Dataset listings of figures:
# # # #

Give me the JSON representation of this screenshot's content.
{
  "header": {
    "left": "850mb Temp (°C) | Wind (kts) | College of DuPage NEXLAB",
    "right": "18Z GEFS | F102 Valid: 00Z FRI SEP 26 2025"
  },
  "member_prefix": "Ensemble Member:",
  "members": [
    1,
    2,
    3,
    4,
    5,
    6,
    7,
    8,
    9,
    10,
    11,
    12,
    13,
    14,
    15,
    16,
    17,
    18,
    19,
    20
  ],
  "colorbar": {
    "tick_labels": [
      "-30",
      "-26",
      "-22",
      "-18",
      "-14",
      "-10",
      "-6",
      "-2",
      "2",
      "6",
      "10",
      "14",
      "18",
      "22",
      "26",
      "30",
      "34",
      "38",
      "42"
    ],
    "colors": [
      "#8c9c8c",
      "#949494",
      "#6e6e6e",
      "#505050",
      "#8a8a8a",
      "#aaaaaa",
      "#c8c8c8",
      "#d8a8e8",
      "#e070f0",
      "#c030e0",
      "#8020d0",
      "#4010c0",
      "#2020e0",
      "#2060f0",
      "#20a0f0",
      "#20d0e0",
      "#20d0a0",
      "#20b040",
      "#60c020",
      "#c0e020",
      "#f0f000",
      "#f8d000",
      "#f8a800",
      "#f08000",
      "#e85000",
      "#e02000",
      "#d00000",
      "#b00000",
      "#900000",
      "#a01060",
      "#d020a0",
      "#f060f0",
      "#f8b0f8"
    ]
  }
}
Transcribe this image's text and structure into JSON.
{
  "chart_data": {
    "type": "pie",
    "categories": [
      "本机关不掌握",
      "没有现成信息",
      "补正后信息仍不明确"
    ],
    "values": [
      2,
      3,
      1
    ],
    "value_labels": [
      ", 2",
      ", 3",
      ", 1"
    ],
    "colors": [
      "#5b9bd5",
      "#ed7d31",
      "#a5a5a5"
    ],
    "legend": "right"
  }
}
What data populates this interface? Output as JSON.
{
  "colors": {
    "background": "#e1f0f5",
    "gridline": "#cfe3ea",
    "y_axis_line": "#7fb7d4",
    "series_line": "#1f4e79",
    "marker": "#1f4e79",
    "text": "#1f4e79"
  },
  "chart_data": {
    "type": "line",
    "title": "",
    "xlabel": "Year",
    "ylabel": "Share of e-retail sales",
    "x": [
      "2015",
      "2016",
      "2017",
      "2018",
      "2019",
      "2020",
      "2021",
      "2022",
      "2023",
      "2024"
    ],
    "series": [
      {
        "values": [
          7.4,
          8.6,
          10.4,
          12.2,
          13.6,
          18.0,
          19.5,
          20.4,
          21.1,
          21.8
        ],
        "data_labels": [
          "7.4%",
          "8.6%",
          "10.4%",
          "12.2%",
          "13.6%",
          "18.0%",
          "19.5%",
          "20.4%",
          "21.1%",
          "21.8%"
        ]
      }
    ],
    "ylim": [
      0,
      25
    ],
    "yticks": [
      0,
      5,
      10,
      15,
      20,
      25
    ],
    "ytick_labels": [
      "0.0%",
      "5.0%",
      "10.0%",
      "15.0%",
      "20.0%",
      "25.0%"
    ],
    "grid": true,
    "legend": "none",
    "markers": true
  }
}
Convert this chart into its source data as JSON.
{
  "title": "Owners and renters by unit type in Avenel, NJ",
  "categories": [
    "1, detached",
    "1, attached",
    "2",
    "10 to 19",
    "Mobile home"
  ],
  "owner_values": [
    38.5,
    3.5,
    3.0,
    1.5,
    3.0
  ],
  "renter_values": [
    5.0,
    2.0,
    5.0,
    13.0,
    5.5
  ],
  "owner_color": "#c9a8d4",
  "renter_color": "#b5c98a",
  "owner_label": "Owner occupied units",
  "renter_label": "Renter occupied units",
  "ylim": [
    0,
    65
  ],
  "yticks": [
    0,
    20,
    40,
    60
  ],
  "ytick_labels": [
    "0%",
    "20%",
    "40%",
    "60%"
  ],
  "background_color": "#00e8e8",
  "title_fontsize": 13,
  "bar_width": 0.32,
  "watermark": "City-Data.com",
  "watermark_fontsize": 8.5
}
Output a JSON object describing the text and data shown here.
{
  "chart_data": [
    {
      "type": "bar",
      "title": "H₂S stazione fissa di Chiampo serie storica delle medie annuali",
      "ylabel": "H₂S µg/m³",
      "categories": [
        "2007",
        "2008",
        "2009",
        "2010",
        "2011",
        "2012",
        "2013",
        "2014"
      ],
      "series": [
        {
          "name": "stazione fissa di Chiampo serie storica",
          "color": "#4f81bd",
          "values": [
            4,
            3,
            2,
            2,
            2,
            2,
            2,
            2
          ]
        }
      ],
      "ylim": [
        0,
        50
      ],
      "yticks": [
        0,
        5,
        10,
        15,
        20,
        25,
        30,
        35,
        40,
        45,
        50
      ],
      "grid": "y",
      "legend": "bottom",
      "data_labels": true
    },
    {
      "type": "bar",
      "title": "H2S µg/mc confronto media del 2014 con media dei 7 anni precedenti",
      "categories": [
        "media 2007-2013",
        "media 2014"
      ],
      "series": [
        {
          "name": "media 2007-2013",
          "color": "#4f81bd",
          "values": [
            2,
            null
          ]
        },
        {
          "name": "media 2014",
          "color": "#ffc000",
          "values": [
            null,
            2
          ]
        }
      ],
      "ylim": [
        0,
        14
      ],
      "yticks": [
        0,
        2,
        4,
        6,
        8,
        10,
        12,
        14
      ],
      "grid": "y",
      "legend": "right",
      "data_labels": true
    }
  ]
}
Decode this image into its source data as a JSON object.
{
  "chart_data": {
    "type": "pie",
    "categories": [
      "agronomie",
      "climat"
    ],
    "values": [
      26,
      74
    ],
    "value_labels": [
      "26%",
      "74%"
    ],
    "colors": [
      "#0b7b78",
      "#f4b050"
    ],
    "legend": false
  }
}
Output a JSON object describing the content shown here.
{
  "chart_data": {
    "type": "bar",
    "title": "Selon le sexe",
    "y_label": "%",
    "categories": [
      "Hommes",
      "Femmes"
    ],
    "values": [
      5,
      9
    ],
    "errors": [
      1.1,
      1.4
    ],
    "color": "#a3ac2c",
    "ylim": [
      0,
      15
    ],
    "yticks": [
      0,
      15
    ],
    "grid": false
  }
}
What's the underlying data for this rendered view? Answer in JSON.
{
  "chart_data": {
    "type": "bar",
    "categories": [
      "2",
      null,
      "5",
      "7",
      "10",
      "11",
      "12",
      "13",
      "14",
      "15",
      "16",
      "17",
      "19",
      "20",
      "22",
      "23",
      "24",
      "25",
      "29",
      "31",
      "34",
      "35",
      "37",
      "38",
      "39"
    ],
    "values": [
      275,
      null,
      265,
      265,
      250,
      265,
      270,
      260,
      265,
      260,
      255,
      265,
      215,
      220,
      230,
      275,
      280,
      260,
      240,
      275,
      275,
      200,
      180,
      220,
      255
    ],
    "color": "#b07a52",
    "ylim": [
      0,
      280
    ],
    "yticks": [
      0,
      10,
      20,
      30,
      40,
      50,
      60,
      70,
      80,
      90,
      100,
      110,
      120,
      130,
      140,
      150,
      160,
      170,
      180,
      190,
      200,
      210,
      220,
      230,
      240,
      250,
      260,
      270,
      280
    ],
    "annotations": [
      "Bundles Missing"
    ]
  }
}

# # # #

## What needs to be done
Print all of the entries exactly as they are written.

## Full solution
Give me the JSON representation of this screenshot's content.
{
  "header": {
    "left": "850mb Temp (°C) | Wind (kts) | College of DuPage NEXLAB",
    "right": "18Z GEFS | F102 Valid: 00Z FRI SEP 26 2025"
  },
  "member_prefix": "Ensemble Member:",
  "members": [
    1,
    2,
    3,
    4,
    5,
    6,
    7,
    8,
    9,
    10,
    11,
    12,
    13,
    14,
    15,
    16,
    17,
    18,
    19,
    20
  ],
  "colorbar": {
    "tick_labels": [
      "-30",
      "-26",
      "-22",
      "-18",
      "-14",
      "-10",
      "-6",
      "-2",
      "2",
      "6",
      "10",
      "14",
      "18",
      "22",
      "26",
      "30",
      "34",
      "38",
      "42"
    ],
    "colors": [
      "#8c9c8c",
      "#949494",
      "#6e6e6e",
      "#505050",
      "#8a8a8a",
      "#aaaaaa",
      "#c8c8c8",
      "#d8a8e8",
      "#e070f0",
      "#c030e0",
      "#8020d0",
      "#4010c0",
      "#2020e0",
      "#2060f0",
      "#20a0f0",
      "#20d0e0",
      "#20d0a0",
      "#20b040",
      "#60c020",
      "#c0e020",
      "#f0f000",
      "#f8d000",
      "#f8a800",
      "#f08000",
      "#e85000",
      "#e02000",
      "#d00000",
      "#b00000",
      "#900000",
      "#a01060",
      "#d020a0",
      "#f060f0",
      "#f8b0f8"
    ]
  }
}
Transcribe this image's text and structure into JSON.
{
  "chart_data": {
    "type": "pie",
    "categories": [
      "本机关不掌握",
      "没有现成信息",
      "补正后信息仍不明确"
    ],
    "values": [
      2,
      3,
      1
    ],
    "value_labels": [
      ", 2",
      ", 3",
      ", 1"
    ],
    "colors": [
      "#5b9bd5",
      "#ed7d31",
      "#a5a5a5"
    ],
    "legend": "right"
  }
}
What data populates this interface? Output as JSON.
{
  "colors": {
    "background": "#e1f0f5",
    "gridline": "#cfe3ea",
    "y_axis_line": "#7fb7d4",
    "series_line": "#1f4e79",
    "marker": "#1f4e79",
    "text": "#1f4e79"
  },
  "chart_data": {
    "type": "line",
    "title": "",
    "xlabel": "Year",
    "ylabel": "Share of e-retail sales",
    "x": [
      "2015",
      "2016",
      "2017",
      "2018",
      "2019",
      "2020",
      "2021",
      "2022",
      "2023",
      "2024"
    ],
    "series": [
      {
        "values": [
          7.4,
          8.6,
          10.4,
          12.2,
          13.6,
          18.0,
          19.5,
          20.4,
          21.1,
          21.8
        ],
        "data_labels": [
          "7.4%",
          "8.6%",
          "10.4%",
          "12.2%",
          "13.6%",
          "18.0%",
          "19.5%",
          "20.4%",
          "21.1%",
          "21.8%"
        ]
      }
    ],
    "ylim": [
      0,
      25
    ],
    "yticks": [
      0,
      5,
      10,
      15,
      20,
      25
    ],
    "ytick_labels": [
      "0.0%",
      "5.0%",
      "10.0%",
      "15.0%",
      "20.0%",
      "25.0%"
    ],
    "grid": true,
    "legend": "none",
    "markers": true
  }
}
Convert this chart into its source data as JSON.
{
  "title": "Owners and renters by unit type in Avenel, NJ",
  "categories": [
    "1, detached",
    "1, attached",
    "2",
    "10 to 19",
    "Mobile home"
  ],
  "owner_values": [
    38.5,
    3.5,
    3.0,
    1.5,
    3.0
  ],
  "renter_values": [
    5.0,
    2.0,
    5.0,
    13.0,
    5.5
  ],
  "owner_color": "#c9a8d4",
  "renter_color": "#b5c98a",
  "owner_label": "Owner occupied units",
  "renter_label": "Renter occupied units",
  "ylim": [
    0,
    65
  ],
  "yticks": [
    0,
    20,
    40,
    60
  ],
  "ytick_labels": [
    "0%",
    "20%",
    "40%",
    "60%"
  ],
  "background_color": "#00e8e8",
  "title_fontsize": 13,
  "bar_width": 0.32,
  "watermark": "City-Data.com",
  "watermark_fontsize": 8.5
}
Output a JSON object describing the text and data shown here.
{
  "chart_data": [
    {
      "type": "bar",
      "title": "H₂S stazione fissa di Chiampo serie storica delle medie annuali",
      "ylabel": "H₂S µg/m³",
      "categories": [
        "2007",
        "2008",
        "2009",
        "2010",
        "2011",
        "2012",
        "2013",
        "2014"
      ],
      "series": [
        {
          "name": "stazione fissa di Chiampo serie storica",
          "color": "#4f81bd",
          "values": [
            4,
            3,
            2,
            2,
            2,
            2,
            2,
            2
          ]
        }
      ],
      "ylim": [
        0,
        50
      ],
      "yticks": [
        0,
        5,
        10,
        15,
        20,
        25,
        30,
        35,
        40,
        45,
        50
      ],
      "grid": "y",
      "legend": "bottom",
      "data_labels": true
    },
    {
      "type": "bar",
      "title": "H2S µg/mc confronto media del 2014 con media dei 7 anni precedenti",
      "categories": [
        "media 2007-2013",
        "media 2014"
      ],
      "series": [
        {
          "name": "media 2007-2013",
          "color": "#4f81bd",
          "values": [
            2,
            null
          ]
        },
        {
          "name": "media 2014",
          "color": "#ffc000",
          "values": [
            null,
            2
          ]
        }
      ],
      "ylim": [
        0,
        14
      ],
      "yticks": [
        0,
        2,
        4,
        6,
        8,
        10,
        12,
        14
      ],
      "grid": "y",
      "legend": "right",
      "data_labels": true
    }
  ]
}
Decode this image into its source data as a JSON object.
{
  "chart_data": {
    "type": "pie",
    "categories": [
      "agronomie",
      "climat"
    ],
    "values": [
      26,
      74
    ],
    "value_labels": [
      "26%",
      "74%"
    ],
    "colors": [
      "#0b7b78",
      "#f4b050"
    ],
    "legend": false
  }
}
Output a JSON object describing the content shown here.
{
  "chart_data": {
    "type": "bar",
    "title": "Selon le sexe",
    "y_label": "%",
    "categories": [
      "Hommes",
      "Femmes"
    ],
    "values": [
      5,
      9
    ],
    "errors": [
      1.1,
      1.4
    ],
    "color": "#a3ac2c",
    "ylim": [
      0,
      15
    ],
    "yticks": [
      0,
      15
    ],
    "grid": false
  }
}
What's the underlying data for this rendered view? Answer in JSON.
{
  "chart_data": {
    "type": "bar",
    "categories": [
      "2",
      null,
      "5",
      "7",
      "10",
      "11",
      "12",
      "13",
      "14",
      "15",
      "16",
      "17",
      "19",
      "20",
      "22",
      "23",
      "24",
      "25",
      "29",
      "31",
      "34",
      "35",
      "37",
      "38",
      "39"
    ],
    "values": [
      275,
      null,
      265,
      265,
      250,
      265,
      270,
      260,
      265,
      260,
      255,
      265,
      215,
      220,
      230,
      275,
      280,
      260,
      240,
      275,
      275,
      200,
      180,
      220,
      255
    ],
    "color": "#b07a52",
    "ylim": [
      0,
      280
    ],
    "yticks": [
      0,
      10,
      20,
      30,
      40,
      50,
      60,
      70,
      80,
      90,
      100,
      110,
      120,
      130,
      140,
      150,
      160,
      170,
      180,
      190,
      200,
      210,
      220,
      230,
      240,
      250,
      260,
      270,
      280
    ],
    "annotations": [
      "Bundles Missing"
    ]
  }
}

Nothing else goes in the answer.